§ **What is expected**: Say how many lines of the data contain "text", and nothing more.
....
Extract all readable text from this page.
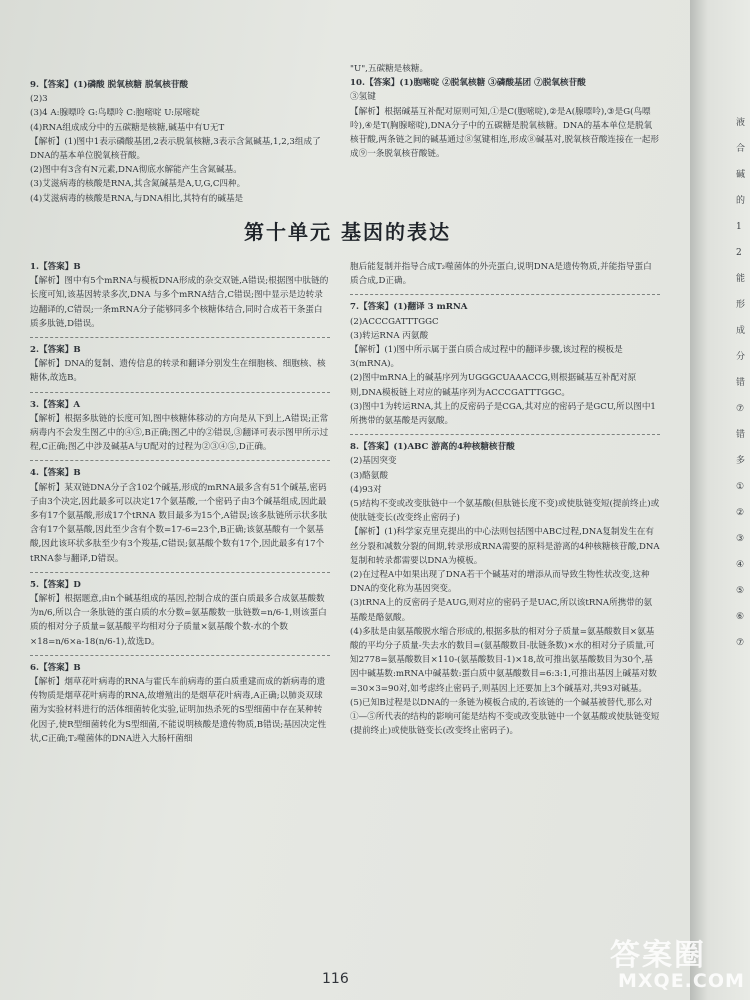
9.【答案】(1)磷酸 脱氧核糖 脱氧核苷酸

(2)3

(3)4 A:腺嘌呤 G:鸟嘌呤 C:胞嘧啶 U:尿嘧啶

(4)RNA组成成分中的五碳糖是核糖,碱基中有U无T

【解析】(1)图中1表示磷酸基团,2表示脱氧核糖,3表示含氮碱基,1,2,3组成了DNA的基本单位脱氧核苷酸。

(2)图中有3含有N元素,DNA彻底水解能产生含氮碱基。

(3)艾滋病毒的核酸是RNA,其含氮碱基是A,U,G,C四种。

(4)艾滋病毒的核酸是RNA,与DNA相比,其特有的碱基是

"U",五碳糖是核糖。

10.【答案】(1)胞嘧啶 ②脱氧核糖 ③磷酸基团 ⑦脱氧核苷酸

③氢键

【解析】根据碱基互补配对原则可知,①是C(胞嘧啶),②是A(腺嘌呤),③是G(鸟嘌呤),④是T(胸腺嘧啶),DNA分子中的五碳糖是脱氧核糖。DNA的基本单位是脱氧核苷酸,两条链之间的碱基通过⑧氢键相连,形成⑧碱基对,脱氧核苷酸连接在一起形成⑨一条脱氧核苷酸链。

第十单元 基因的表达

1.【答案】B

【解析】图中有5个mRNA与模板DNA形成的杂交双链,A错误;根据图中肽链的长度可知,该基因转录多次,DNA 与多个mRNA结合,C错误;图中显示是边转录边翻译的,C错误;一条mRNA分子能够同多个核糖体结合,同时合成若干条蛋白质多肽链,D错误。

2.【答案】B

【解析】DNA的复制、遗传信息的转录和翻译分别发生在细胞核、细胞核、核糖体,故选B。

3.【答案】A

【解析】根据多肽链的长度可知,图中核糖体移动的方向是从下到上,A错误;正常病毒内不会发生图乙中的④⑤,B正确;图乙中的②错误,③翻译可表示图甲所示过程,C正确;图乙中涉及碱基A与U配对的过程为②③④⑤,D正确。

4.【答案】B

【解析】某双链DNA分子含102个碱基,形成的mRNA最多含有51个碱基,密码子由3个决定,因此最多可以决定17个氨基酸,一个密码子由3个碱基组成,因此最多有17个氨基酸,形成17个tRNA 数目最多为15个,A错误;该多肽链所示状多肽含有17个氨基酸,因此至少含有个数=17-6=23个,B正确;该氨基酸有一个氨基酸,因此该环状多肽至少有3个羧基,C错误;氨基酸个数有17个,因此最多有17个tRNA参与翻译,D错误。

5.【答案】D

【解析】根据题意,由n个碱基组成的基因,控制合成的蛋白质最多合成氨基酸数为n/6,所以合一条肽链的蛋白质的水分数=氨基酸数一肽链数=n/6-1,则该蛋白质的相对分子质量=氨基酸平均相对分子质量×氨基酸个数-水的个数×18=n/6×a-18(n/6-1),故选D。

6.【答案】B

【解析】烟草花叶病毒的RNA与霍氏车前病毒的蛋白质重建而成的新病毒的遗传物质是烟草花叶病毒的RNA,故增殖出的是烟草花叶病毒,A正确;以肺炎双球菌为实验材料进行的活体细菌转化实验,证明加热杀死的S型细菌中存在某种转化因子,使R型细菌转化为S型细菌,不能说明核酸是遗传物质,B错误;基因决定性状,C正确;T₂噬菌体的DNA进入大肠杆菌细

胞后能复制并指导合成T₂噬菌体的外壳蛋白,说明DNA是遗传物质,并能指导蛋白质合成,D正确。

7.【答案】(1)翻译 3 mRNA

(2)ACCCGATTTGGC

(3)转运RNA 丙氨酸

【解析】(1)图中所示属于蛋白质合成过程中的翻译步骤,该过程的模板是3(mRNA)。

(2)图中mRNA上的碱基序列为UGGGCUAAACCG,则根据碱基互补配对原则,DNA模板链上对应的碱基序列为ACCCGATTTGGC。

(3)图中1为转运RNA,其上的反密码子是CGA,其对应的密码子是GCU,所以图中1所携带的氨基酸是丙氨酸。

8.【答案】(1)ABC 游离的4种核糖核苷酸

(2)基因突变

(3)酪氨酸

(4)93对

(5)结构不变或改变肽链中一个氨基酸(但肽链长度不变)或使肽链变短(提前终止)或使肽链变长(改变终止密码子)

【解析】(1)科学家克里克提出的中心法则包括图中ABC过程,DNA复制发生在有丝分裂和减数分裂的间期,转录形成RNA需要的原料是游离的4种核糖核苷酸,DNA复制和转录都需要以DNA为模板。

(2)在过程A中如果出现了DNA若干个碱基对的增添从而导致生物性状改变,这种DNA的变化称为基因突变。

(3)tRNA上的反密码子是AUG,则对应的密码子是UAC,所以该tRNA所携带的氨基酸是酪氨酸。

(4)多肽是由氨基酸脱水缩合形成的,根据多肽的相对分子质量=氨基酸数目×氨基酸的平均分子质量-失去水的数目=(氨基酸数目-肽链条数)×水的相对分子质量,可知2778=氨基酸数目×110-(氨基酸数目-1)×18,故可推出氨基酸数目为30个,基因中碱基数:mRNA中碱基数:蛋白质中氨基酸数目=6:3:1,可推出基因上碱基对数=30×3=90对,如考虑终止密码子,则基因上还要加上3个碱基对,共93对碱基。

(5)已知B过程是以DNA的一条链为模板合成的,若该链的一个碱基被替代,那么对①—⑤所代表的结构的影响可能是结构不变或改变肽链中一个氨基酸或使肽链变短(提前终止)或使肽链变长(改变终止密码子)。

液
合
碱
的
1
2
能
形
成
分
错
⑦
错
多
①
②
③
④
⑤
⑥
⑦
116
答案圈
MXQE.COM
....
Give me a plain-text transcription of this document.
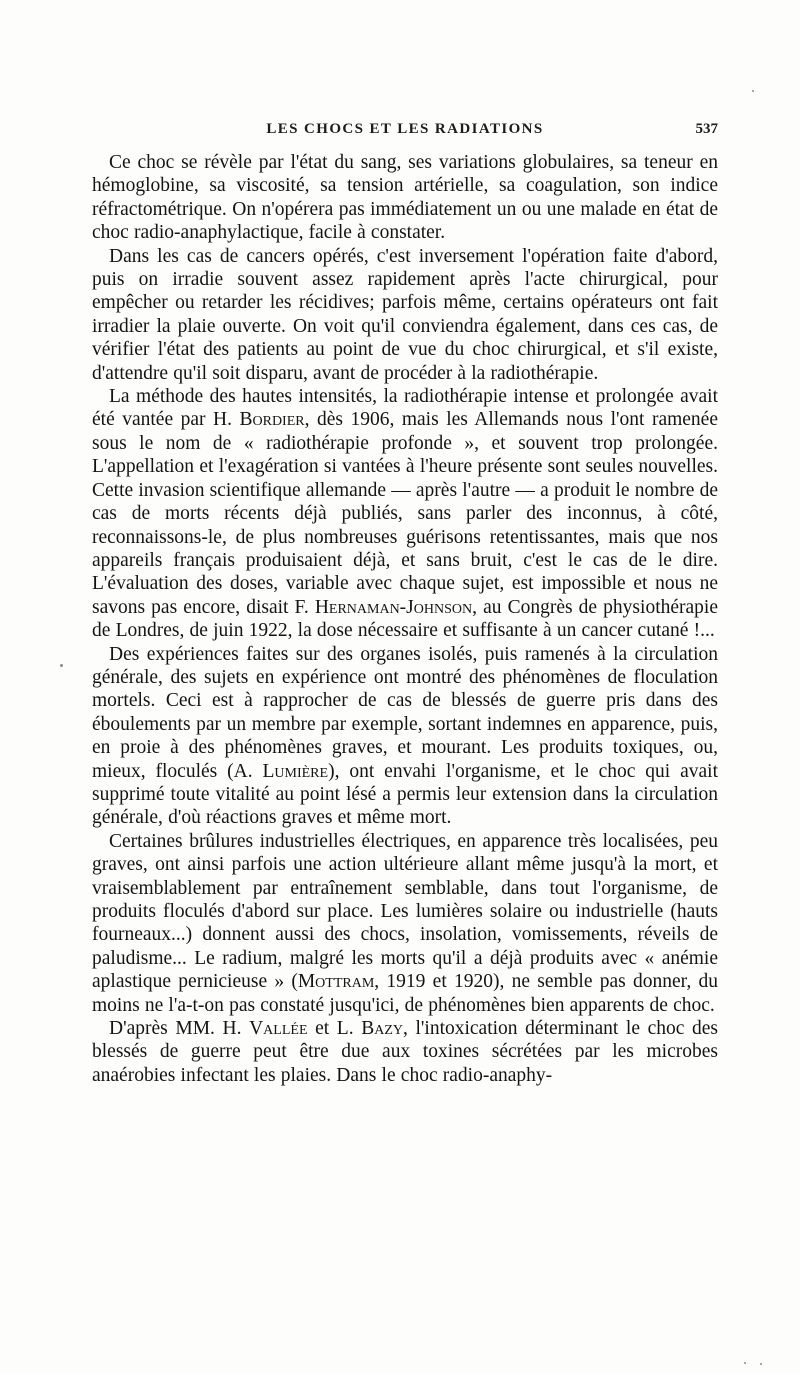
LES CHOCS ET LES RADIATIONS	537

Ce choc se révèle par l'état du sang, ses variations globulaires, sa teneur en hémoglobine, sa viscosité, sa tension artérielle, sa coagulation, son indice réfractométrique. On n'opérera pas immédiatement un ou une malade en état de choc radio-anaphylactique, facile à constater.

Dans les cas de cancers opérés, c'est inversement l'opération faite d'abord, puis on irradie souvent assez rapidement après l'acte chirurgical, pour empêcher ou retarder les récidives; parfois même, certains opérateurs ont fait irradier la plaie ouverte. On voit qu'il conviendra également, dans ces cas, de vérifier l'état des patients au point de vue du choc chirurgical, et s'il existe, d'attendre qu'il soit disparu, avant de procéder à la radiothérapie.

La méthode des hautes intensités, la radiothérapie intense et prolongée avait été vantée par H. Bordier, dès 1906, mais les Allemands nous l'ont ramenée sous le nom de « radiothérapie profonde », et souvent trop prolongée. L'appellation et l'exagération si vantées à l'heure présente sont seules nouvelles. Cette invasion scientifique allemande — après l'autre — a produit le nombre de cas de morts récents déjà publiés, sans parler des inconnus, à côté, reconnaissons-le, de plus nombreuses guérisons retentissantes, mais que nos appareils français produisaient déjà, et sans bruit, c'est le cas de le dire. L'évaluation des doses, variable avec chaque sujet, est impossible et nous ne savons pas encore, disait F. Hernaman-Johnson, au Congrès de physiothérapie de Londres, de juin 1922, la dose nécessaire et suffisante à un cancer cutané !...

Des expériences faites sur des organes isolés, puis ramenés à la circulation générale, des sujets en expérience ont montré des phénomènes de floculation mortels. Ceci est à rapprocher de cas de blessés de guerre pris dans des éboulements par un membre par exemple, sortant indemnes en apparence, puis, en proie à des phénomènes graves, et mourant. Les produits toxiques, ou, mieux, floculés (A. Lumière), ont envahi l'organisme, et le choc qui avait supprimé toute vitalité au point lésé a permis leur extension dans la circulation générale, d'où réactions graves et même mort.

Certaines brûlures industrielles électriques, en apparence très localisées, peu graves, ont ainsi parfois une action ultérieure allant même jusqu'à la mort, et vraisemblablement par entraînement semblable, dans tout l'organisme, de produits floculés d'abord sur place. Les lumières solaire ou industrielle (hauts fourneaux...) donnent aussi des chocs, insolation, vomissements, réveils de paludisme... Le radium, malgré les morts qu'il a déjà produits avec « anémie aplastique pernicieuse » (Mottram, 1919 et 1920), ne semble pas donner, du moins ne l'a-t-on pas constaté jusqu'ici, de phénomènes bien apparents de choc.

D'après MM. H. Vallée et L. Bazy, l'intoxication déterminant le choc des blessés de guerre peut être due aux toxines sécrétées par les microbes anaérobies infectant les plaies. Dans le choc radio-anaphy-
....
§ **Output**: 2